● Provided information
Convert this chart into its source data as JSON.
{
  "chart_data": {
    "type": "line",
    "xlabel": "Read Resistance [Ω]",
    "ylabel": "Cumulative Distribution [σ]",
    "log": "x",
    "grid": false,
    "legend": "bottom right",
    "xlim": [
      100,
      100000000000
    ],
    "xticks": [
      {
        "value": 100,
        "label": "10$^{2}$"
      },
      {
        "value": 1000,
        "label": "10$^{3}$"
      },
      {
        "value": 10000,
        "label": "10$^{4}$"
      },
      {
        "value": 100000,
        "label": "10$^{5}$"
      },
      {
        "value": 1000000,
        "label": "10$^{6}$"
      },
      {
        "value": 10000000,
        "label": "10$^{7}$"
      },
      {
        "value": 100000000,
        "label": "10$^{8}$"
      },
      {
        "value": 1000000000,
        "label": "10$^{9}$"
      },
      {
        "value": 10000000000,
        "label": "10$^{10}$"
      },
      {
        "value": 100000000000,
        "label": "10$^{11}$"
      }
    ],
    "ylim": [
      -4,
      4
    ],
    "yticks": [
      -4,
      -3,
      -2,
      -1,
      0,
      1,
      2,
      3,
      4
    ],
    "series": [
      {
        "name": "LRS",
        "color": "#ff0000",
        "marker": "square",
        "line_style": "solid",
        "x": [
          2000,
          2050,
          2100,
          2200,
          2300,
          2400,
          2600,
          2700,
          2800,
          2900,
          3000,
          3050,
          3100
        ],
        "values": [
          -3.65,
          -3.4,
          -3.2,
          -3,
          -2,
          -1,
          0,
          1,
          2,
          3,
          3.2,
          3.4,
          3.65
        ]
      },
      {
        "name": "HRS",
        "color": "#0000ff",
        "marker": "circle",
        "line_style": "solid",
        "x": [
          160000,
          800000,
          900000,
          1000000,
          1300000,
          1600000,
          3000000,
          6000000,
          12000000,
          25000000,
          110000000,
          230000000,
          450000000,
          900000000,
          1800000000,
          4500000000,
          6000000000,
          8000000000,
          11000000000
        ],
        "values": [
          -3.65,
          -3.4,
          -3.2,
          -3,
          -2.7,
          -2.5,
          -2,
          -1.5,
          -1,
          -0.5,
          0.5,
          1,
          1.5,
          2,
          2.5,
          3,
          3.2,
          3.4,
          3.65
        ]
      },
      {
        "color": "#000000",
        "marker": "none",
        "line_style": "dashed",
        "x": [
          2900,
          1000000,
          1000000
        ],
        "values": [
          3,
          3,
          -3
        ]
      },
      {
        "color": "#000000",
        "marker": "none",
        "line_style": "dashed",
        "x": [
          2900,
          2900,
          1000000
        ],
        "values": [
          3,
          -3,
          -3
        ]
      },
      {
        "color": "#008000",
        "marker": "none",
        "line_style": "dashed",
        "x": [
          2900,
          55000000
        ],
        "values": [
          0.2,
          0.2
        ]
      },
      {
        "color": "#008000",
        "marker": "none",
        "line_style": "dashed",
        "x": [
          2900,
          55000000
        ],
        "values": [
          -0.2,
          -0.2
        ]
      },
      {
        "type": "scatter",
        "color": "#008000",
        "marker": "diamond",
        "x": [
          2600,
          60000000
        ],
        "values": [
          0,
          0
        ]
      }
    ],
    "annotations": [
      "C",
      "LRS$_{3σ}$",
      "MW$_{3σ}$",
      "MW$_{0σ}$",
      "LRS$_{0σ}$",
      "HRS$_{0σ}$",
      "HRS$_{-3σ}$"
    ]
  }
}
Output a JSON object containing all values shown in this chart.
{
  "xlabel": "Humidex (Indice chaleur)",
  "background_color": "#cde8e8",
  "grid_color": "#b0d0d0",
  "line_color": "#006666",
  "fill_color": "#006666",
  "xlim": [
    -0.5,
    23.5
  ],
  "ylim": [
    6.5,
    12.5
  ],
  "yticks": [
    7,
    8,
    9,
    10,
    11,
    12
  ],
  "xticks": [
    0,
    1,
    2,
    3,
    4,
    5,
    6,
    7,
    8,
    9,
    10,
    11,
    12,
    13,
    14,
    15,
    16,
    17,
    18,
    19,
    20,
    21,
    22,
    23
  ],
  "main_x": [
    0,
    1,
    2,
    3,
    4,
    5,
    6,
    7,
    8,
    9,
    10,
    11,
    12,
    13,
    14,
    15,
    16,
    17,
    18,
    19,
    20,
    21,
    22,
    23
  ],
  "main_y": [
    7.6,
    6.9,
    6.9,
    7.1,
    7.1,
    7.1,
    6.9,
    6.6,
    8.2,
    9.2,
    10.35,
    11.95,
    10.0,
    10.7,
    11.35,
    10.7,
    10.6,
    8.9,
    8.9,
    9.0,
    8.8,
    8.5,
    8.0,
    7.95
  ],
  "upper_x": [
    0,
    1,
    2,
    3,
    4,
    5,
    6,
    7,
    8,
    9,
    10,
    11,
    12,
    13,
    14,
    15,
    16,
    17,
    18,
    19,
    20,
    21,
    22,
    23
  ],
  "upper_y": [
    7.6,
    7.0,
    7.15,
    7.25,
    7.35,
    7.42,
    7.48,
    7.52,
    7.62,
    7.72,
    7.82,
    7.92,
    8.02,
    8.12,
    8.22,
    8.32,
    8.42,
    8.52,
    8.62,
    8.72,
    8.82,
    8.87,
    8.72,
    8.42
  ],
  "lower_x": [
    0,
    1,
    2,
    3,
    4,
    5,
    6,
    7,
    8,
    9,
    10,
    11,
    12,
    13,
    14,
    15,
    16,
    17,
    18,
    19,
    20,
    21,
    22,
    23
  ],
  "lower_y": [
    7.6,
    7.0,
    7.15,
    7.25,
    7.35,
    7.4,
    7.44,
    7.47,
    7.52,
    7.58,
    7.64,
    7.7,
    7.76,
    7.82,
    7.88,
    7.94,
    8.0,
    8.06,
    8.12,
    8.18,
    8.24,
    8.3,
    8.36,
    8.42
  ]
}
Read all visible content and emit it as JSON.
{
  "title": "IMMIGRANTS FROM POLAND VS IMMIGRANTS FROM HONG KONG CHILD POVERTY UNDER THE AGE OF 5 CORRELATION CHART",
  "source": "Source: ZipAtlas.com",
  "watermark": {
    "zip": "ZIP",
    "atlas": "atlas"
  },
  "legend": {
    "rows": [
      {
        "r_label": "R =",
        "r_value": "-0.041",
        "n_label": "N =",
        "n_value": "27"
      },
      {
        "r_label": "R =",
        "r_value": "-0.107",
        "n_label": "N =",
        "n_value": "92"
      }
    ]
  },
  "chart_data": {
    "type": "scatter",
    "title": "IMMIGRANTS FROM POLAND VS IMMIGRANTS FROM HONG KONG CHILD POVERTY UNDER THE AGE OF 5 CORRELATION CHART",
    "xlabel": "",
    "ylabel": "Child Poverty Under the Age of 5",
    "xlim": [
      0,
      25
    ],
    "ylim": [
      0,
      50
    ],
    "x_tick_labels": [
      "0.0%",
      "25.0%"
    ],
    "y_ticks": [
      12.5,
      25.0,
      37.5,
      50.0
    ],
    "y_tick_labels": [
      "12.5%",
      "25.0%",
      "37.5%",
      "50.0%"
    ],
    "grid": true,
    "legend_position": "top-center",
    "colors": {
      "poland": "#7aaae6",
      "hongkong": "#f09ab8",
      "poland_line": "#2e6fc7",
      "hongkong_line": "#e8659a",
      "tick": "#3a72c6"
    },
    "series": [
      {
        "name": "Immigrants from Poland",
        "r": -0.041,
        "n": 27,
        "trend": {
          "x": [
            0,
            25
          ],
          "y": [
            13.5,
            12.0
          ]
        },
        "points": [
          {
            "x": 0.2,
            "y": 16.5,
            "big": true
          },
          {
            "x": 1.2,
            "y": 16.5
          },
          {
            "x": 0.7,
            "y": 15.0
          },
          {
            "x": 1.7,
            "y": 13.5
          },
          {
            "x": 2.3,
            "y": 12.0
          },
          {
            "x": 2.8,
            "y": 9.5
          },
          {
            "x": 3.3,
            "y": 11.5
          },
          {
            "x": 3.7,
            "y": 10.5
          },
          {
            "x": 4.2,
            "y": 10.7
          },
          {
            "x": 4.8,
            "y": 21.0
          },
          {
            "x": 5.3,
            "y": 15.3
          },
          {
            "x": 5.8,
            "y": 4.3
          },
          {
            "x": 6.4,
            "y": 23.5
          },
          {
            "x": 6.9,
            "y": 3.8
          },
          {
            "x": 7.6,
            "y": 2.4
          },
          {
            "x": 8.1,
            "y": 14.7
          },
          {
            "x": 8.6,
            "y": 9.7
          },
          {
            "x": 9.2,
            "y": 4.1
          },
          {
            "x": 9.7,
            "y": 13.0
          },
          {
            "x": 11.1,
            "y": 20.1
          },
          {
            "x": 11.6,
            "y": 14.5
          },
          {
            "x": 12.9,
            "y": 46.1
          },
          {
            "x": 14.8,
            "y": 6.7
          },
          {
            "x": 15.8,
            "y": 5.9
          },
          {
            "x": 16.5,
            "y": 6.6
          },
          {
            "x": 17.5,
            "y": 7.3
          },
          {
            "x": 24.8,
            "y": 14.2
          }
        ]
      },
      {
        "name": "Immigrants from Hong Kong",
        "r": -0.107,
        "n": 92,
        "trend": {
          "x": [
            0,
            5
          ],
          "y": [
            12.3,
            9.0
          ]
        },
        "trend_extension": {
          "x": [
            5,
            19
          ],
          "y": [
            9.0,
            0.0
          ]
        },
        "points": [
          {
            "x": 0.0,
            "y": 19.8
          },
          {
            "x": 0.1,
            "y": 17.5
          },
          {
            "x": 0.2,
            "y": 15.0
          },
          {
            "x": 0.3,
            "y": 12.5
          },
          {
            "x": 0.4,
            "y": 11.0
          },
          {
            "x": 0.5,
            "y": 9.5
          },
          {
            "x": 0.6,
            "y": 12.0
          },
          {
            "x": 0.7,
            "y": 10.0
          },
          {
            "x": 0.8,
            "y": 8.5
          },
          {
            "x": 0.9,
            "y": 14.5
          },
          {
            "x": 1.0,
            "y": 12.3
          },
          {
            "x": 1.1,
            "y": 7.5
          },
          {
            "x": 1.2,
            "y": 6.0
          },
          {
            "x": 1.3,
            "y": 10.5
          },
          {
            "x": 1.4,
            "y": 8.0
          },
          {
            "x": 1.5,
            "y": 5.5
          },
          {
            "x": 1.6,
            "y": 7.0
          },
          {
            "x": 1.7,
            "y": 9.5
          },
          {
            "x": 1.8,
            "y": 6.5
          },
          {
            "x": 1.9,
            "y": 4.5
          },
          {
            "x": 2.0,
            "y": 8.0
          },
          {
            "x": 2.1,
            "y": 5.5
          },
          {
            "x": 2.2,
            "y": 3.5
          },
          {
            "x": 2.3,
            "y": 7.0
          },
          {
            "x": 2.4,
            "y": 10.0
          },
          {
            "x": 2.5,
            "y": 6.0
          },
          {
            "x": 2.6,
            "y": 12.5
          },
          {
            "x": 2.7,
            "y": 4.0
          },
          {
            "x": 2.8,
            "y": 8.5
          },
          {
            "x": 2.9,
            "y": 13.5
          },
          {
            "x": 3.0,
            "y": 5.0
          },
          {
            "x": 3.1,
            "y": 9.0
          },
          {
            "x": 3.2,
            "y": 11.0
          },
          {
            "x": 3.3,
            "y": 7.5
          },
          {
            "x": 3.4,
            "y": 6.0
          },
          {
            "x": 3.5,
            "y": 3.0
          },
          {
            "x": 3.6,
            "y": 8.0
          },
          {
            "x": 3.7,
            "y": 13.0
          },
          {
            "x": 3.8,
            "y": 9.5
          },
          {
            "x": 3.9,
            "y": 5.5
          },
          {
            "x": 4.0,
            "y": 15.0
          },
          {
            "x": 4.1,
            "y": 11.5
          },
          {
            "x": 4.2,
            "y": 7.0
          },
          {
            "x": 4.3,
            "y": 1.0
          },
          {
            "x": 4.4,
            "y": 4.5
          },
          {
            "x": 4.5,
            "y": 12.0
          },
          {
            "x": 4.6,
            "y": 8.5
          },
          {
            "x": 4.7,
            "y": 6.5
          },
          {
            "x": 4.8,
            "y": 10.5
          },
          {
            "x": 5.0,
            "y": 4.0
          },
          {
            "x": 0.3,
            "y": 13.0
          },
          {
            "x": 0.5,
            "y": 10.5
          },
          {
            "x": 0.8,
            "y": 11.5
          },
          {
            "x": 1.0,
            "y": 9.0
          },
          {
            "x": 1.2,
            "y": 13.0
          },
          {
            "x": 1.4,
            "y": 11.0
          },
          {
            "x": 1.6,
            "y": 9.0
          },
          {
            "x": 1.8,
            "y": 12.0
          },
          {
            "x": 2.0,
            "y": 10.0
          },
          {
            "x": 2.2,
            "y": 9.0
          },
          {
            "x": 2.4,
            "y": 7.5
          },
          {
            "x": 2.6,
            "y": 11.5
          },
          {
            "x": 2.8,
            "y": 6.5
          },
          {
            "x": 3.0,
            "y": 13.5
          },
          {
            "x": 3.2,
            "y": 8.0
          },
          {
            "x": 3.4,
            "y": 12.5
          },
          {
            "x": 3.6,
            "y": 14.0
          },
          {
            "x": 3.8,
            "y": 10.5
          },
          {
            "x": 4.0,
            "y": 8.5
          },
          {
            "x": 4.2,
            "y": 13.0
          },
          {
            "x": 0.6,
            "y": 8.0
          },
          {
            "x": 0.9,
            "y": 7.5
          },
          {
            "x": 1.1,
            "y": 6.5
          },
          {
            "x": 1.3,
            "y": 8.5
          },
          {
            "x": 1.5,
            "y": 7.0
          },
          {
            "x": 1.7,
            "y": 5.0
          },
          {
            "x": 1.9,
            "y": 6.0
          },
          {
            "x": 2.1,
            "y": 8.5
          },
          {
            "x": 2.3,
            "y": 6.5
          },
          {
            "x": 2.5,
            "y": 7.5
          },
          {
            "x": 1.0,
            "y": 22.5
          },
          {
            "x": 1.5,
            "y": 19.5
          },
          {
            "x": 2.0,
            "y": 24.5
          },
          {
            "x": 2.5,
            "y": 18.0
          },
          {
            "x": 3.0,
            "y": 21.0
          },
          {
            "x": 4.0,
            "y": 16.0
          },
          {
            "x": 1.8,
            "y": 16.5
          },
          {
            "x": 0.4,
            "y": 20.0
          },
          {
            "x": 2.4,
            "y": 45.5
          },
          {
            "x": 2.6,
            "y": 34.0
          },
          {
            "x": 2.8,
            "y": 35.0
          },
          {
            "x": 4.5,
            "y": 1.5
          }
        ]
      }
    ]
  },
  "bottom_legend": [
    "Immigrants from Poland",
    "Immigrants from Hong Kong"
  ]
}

● Objective
Choose all lines containing the string "JSON" and copy them out.

● Output of the exercise
Convert this chart into its source data as JSON.
Output a JSON object containing all values shown in this chart.
Read all visible content and emit it as JSON.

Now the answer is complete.